[SUPPLIED DATA start]

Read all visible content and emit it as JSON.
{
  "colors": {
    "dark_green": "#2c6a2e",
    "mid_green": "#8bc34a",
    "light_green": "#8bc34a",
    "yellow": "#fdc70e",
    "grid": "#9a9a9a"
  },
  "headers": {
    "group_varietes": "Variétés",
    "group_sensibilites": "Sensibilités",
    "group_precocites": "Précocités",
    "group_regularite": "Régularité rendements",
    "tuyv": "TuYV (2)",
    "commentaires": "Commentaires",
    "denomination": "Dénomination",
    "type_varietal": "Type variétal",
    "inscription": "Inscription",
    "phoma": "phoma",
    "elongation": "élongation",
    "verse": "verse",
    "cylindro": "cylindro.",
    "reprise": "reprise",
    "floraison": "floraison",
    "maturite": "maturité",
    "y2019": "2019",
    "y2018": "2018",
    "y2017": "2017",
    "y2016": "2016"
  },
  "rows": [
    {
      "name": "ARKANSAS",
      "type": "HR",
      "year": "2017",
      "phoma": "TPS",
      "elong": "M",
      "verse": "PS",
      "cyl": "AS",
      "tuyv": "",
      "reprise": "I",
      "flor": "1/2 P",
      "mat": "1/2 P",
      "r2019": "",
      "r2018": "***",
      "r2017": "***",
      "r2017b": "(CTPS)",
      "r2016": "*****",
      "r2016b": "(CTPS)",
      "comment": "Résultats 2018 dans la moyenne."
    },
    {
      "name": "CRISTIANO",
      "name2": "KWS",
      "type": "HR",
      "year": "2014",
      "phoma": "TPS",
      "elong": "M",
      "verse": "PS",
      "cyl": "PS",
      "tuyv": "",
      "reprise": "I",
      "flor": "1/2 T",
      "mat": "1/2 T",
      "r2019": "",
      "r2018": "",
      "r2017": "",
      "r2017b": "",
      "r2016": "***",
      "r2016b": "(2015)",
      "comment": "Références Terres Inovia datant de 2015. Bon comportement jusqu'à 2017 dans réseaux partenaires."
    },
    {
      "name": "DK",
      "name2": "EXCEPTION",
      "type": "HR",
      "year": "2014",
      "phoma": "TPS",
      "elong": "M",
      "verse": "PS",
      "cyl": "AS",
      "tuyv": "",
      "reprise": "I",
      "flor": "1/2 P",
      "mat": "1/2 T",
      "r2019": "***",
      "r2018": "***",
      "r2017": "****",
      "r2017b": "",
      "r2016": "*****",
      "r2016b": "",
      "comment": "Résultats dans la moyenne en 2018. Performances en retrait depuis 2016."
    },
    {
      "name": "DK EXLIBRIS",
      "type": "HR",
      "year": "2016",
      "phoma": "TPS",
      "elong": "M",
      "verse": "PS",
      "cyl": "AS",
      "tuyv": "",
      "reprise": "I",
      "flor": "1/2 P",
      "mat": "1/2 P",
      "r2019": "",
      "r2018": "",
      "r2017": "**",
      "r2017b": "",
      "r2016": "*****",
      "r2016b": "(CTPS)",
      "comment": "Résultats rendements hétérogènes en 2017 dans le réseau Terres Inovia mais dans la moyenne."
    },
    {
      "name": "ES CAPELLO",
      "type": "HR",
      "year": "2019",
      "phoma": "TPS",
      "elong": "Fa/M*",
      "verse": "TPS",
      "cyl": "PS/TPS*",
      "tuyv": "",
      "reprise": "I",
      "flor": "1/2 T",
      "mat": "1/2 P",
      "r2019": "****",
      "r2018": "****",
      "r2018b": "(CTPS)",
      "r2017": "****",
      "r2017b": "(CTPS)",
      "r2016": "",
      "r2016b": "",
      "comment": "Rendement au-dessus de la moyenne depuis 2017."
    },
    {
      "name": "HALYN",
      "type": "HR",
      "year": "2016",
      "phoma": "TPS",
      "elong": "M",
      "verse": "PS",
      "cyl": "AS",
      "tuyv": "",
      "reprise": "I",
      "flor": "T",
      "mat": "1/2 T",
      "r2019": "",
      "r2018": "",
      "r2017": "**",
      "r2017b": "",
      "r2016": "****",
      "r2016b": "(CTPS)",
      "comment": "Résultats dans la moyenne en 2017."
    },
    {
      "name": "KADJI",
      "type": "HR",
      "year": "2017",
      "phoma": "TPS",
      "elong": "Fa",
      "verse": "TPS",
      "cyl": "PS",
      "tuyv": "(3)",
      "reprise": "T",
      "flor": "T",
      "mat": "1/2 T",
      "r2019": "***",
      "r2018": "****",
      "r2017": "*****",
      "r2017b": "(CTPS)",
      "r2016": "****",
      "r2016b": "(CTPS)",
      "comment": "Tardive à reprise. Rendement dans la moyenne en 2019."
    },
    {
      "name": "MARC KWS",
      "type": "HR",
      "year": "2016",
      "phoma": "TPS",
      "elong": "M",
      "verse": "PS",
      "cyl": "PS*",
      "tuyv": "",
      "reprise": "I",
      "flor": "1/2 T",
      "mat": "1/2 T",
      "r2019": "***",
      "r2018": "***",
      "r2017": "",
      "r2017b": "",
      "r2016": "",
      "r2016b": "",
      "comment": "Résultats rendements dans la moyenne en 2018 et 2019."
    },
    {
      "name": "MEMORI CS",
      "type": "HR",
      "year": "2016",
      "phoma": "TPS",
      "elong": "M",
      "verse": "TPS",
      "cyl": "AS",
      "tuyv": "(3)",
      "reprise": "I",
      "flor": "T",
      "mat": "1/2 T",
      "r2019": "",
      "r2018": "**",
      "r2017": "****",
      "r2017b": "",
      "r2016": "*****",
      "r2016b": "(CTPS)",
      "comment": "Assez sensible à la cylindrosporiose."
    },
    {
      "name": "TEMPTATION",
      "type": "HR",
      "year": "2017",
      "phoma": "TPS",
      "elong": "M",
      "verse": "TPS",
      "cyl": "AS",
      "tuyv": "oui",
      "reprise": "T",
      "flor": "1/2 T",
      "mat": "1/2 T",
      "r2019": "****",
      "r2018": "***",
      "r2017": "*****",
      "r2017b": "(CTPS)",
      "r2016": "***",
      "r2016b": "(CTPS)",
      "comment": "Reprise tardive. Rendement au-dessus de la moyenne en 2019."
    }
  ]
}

[SUPPLIED DATA end]

▶ _DIRECTIVE_:
Look through the data above. Find each line with the string "moyenne" and copy it.

▶ _TASK ANSWER_:
      "comment": "Résultats 2018 dans la moyenne."
      "comment": "Résultats dans la moyenne en 2018. Performances en retrait depuis 2016."
      "comment": "Résultats rendements hétérogènes en 2017 dans le réseau Terres Inovia mais dans la moyenne."
      "comment": "Rendement au-dessus de la moyenne depuis 2017."
      "comment": "Résultats dans la moyenne en 2017."
      "comment": "Tardive à reprise. Rendement dans la moyenne en 2019."
      "comment": "Résultats rendements dans la moyenne en 2018 et 2019."
      "comment": "Reprise tardive. Rendement au-dessus de la moyenne en 2019."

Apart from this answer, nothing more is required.